YOUR TASK:
Pick every line with "data" from the material below.

--- PROVIDED ENTRIES ---

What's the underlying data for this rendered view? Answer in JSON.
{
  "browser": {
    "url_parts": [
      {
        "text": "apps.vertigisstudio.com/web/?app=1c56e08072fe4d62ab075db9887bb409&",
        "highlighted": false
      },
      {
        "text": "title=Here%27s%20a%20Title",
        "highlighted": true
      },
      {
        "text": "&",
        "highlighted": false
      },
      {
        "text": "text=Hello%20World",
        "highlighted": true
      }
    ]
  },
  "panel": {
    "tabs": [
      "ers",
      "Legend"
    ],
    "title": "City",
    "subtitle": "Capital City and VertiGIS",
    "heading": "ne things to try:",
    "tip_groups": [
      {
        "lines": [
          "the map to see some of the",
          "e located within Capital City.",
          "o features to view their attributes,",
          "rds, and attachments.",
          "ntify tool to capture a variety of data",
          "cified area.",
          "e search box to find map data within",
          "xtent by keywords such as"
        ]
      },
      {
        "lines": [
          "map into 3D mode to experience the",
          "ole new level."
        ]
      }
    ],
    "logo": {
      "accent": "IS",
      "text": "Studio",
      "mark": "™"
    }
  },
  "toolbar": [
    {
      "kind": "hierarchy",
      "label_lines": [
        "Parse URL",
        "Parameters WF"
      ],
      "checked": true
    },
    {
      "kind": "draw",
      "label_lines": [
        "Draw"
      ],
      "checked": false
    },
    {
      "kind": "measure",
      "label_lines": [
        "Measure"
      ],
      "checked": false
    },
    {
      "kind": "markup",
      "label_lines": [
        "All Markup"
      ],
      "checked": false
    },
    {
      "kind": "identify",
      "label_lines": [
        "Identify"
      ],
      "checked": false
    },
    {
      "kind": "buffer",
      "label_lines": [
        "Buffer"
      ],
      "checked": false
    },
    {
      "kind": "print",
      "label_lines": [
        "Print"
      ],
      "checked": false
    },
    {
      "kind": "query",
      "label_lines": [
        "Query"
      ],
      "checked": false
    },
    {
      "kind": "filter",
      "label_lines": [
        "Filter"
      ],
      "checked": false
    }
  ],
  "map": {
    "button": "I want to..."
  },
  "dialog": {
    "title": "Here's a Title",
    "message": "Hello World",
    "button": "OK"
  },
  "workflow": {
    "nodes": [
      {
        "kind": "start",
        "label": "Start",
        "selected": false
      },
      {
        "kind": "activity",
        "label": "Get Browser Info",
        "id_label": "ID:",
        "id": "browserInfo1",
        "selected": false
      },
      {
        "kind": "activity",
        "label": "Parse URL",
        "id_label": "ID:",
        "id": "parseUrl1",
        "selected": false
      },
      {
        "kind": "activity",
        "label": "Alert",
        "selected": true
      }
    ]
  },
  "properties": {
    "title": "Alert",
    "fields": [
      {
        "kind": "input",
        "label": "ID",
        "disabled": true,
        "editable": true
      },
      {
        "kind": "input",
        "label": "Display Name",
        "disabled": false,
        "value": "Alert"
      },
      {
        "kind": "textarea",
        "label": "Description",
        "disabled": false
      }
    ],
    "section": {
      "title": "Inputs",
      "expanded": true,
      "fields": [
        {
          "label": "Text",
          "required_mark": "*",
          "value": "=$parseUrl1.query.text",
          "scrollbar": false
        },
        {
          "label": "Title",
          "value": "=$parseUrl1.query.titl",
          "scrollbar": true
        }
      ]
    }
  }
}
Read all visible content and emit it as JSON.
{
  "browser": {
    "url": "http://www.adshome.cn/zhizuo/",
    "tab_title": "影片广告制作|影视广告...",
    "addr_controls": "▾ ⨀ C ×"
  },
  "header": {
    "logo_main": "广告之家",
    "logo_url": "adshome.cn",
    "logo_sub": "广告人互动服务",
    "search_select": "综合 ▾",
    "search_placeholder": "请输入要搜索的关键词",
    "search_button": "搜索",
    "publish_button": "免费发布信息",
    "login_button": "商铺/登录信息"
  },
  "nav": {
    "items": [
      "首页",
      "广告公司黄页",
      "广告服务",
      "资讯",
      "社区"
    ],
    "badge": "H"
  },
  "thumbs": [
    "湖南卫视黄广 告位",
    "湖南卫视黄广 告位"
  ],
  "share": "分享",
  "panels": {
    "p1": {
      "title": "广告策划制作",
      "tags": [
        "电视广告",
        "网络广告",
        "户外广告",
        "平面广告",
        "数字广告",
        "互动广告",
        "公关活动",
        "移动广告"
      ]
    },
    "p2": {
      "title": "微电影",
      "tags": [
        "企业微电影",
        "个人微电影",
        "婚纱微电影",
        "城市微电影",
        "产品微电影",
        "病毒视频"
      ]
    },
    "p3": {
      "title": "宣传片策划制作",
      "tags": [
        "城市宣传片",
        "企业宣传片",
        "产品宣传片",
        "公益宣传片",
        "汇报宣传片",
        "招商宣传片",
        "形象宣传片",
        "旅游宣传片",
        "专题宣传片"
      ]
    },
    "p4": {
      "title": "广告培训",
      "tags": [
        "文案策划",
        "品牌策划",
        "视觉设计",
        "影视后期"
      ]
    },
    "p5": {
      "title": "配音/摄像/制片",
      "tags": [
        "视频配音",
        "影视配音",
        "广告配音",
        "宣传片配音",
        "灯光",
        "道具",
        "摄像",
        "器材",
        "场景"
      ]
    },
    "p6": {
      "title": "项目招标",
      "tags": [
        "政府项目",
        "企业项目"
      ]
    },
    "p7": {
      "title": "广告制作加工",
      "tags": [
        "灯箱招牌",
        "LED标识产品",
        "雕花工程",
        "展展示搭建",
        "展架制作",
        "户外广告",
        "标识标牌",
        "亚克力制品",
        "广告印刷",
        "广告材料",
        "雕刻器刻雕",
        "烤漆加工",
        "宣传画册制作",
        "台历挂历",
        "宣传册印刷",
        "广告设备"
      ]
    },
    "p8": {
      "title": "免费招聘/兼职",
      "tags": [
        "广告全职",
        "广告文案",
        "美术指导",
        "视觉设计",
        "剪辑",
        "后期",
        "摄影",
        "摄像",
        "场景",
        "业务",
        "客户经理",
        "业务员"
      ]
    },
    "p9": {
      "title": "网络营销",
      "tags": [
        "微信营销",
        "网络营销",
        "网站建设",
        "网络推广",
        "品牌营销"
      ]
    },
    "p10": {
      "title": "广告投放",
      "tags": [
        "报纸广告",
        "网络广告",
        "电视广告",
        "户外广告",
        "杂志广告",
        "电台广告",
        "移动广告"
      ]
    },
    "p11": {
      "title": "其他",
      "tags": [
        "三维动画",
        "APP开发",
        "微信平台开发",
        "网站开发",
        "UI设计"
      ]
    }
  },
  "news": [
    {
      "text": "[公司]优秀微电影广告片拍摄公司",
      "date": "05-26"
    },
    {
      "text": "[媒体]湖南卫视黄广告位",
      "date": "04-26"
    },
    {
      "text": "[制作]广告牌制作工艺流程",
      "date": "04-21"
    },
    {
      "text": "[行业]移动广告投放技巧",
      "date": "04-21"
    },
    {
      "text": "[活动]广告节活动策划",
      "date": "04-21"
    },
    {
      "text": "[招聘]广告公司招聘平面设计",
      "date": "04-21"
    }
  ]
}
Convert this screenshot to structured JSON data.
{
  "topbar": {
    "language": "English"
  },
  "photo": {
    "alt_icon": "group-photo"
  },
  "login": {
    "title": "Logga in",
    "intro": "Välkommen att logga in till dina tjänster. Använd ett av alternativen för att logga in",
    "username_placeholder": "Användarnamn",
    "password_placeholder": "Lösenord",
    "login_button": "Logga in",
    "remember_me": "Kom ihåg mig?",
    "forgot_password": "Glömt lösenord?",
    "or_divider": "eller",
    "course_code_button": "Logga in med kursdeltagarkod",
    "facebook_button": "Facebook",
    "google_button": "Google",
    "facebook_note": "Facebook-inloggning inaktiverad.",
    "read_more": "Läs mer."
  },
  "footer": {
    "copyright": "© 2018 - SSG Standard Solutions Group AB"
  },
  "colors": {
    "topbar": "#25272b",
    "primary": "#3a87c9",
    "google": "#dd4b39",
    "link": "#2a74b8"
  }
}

---

ANSWER:
What's the underlying data for this rendered view? Answer in JSON.
          "ntify tool to capture a variety of data",
          "e search box to find map data within",
Convert this screenshot to structured JSON data.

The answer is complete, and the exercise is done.